### DIRECTIVE
Within the listing below, locate all lines containing the word "источника". Copy each one.

### PROVIDED MATERIAL
□ □ □ □ □
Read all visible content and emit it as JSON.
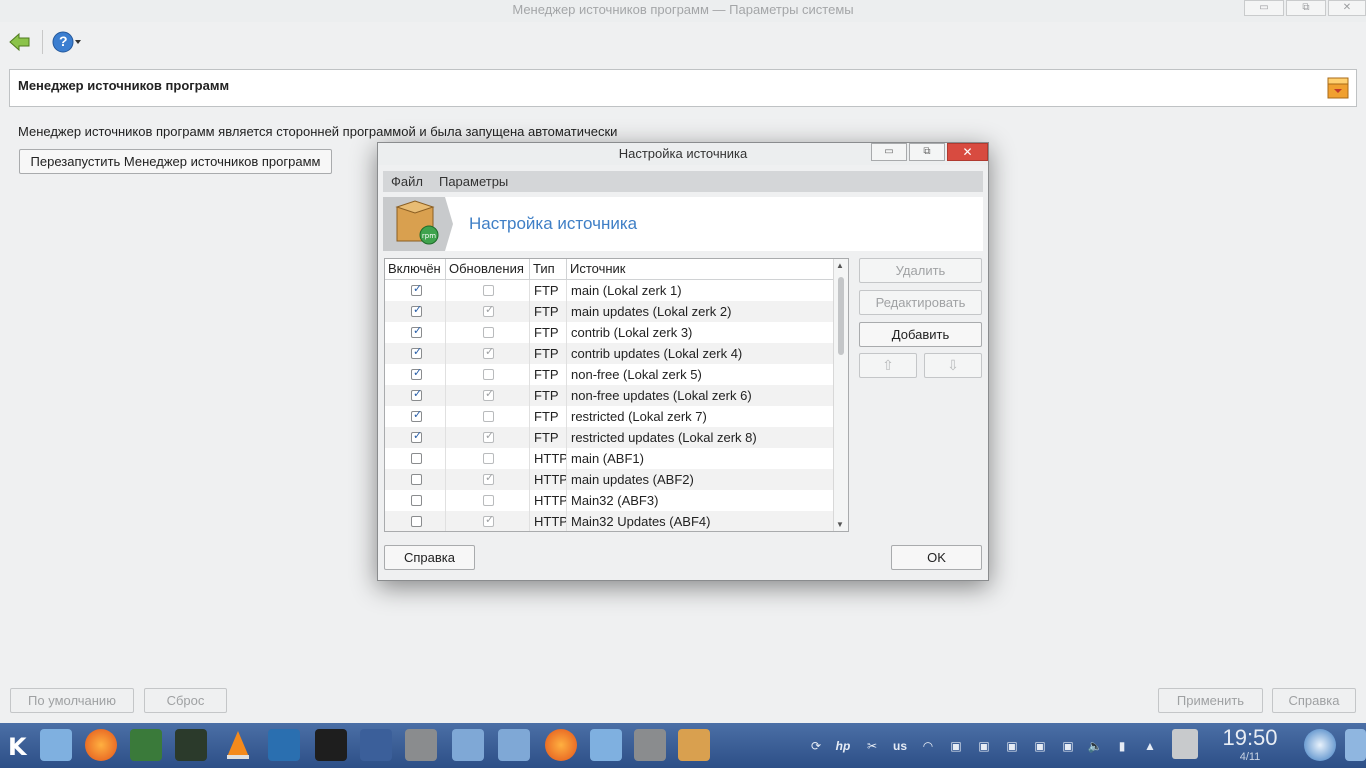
{
  "window": {
    "title": "Менеджер источников программ — Параметры системы",
    "buttons": [
      "▭",
      "⧉",
      "✕"
    ]
  },
  "toolbar": {
    "help_label": "?"
  },
  "header": {
    "title": "Менеджер источников программ"
  },
  "main": {
    "info_text": "Менеджер источников программ является сторонней программой и была запущена автоматически",
    "restart_label": "Перезапустить Менеджер источников программ"
  },
  "bottom": {
    "defaults_label": "По умолчанию",
    "reset_label": "Сброс",
    "apply_label": "Применить",
    "help_label": "Справка"
  },
  "dialog": {
    "title": "Настройка источника",
    "menu": [
      "Файл",
      "Параметры"
    ],
    "banner_title": "Настройка источника",
    "columns": [
      "Включён",
      "Обновления",
      "Тип",
      "Источник"
    ],
    "rows": [
      {
        "enabled": true,
        "updates": false,
        "type": "FTP",
        "source": "main (Lokal zerk 1)"
      },
      {
        "enabled": true,
        "updates": true,
        "type": "FTP",
        "source": "main updates (Lokal zerk 2)"
      },
      {
        "enabled": true,
        "updates": false,
        "type": "FTP",
        "source": "contrib (Lokal zerk 3)"
      },
      {
        "enabled": true,
        "updates": true,
        "type": "FTP",
        "source": "contrib updates (Lokal zerk 4)"
      },
      {
        "enabled": true,
        "updates": false,
        "type": "FTP",
        "source": "non-free (Lokal zerk 5)"
      },
      {
        "enabled": true,
        "updates": true,
        "type": "FTP",
        "source": "non-free updates (Lokal zerk 6)"
      },
      {
        "enabled": true,
        "updates": false,
        "type": "FTP",
        "source": "restricted (Lokal zerk 7)"
      },
      {
        "enabled": true,
        "updates": true,
        "type": "FTP",
        "source": "restricted updates (Lokal zerk 8)"
      },
      {
        "enabled": false,
        "updates": false,
        "type": "HTTP",
        "source": "main (ABF1)"
      },
      {
        "enabled": false,
        "updates": true,
        "type": "HTTP",
        "source": "main updates (ABF2)"
      },
      {
        "enabled": false,
        "updates": false,
        "type": "HTTP",
        "source": "Main32 (ABF3)"
      },
      {
        "enabled": false,
        "updates": true,
        "type": "HTTP",
        "source": "Main32 Updates (ABF4)"
      }
    ],
    "delete_label": "Удалить",
    "edit_label": "Редактировать",
    "add_label": "Добавить",
    "help_label": "Справка",
    "ok_label": "OK"
  },
  "taskbar": {
    "keyboard_layout": "us",
    "clock": "19:50",
    "date": "4/11"
  },
  "colors": {
    "accent": "#3f7fc6",
    "taskbar": "#3a5d95",
    "close_button": "#d84b40"
  }
}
□ □ □ □ □
### REPLY TO THE EXERCISE
    "title": "Настройка источника",
    "banner_title": "Настройка источника",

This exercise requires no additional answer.